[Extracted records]
^^^^

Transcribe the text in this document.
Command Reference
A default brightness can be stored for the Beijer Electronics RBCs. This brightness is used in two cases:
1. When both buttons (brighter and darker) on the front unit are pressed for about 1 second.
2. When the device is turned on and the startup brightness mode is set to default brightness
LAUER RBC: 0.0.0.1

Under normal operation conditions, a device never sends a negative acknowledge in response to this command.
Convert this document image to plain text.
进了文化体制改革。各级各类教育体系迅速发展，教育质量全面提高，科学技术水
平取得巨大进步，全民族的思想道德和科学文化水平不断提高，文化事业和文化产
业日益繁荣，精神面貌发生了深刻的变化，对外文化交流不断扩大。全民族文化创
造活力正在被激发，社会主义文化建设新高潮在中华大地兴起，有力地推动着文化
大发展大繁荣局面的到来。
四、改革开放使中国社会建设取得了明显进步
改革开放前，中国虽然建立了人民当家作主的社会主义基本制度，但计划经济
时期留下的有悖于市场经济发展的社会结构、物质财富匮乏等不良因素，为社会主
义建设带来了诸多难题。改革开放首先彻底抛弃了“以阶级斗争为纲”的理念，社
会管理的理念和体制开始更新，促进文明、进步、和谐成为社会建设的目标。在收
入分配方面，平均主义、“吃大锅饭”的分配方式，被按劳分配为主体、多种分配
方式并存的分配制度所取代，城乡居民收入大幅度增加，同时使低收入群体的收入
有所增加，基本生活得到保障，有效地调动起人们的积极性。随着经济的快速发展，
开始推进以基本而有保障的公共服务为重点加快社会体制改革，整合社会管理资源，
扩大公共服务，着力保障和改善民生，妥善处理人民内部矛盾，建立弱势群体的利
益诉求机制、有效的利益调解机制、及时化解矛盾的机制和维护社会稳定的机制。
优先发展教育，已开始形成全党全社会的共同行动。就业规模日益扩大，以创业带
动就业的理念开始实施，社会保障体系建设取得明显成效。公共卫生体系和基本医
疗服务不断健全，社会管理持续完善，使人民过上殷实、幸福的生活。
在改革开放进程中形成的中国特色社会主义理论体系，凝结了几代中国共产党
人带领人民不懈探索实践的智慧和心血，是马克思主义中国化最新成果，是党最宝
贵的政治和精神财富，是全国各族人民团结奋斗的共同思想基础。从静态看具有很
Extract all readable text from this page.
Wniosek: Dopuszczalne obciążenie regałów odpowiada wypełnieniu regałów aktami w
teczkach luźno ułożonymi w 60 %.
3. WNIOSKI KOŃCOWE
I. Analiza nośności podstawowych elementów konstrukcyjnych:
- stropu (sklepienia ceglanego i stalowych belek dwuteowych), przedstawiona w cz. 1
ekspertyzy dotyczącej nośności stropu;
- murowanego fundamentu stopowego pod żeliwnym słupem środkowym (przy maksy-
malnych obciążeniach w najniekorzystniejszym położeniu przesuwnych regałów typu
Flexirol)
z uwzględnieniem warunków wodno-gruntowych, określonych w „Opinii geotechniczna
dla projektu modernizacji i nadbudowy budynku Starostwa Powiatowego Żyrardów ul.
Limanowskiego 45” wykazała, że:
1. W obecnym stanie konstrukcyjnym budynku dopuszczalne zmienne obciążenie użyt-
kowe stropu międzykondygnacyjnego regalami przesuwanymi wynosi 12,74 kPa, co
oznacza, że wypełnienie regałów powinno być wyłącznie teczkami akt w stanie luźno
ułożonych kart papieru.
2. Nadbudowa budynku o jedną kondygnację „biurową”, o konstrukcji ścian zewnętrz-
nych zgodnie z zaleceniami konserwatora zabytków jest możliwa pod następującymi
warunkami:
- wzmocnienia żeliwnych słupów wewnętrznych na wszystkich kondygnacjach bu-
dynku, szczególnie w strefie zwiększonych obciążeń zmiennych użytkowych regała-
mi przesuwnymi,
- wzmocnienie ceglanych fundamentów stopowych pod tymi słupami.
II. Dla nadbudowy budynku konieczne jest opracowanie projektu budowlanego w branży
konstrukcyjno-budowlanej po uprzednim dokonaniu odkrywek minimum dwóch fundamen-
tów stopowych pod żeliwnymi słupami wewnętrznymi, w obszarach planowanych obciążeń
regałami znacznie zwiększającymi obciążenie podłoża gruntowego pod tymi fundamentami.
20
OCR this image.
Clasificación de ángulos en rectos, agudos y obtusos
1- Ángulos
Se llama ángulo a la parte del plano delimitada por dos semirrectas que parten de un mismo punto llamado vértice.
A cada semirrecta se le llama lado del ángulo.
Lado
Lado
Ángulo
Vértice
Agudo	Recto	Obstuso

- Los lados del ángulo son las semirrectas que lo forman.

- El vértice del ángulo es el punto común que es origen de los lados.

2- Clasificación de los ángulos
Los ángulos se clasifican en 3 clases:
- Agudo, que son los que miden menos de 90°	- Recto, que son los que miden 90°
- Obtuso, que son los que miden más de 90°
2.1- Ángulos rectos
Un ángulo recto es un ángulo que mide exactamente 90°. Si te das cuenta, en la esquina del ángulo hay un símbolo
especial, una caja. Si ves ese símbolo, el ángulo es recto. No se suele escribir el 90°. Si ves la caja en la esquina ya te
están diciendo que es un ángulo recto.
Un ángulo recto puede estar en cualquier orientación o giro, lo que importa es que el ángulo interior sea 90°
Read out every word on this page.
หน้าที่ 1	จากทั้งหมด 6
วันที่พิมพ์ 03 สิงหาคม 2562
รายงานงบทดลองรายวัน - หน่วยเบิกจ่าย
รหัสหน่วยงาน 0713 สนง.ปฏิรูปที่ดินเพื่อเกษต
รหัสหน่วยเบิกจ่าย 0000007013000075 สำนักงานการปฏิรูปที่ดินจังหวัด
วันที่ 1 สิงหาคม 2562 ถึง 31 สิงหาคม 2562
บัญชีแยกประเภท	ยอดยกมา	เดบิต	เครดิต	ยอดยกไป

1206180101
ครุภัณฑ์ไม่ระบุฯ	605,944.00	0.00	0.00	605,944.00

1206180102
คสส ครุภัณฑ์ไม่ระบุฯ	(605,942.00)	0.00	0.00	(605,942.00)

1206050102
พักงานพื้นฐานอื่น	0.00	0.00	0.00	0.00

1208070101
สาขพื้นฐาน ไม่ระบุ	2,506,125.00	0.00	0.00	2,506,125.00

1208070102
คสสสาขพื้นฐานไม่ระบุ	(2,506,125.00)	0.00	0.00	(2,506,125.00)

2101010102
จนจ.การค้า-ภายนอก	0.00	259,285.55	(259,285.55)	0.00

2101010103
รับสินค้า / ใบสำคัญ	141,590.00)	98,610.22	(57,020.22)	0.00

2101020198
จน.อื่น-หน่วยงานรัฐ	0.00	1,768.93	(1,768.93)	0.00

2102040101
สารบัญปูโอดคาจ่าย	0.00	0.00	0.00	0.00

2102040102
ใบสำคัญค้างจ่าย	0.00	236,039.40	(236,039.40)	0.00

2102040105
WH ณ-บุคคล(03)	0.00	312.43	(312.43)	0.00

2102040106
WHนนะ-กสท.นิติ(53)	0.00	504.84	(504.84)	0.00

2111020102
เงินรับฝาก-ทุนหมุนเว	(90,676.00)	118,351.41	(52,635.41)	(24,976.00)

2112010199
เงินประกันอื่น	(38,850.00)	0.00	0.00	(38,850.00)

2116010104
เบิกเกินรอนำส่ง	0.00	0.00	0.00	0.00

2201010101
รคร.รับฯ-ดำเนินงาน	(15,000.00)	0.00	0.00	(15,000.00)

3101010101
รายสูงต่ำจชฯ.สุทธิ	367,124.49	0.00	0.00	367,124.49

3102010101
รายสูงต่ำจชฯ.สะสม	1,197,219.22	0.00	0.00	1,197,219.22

^^^^

**Exercise:** Search the records for the word "When". Copy every line that has it.

**Result:**
1. When both buttons (brighter and darker) on the front unit are pressed for about 1 second.
2. When the device is turned on and the startup brightness mode is set to default brightness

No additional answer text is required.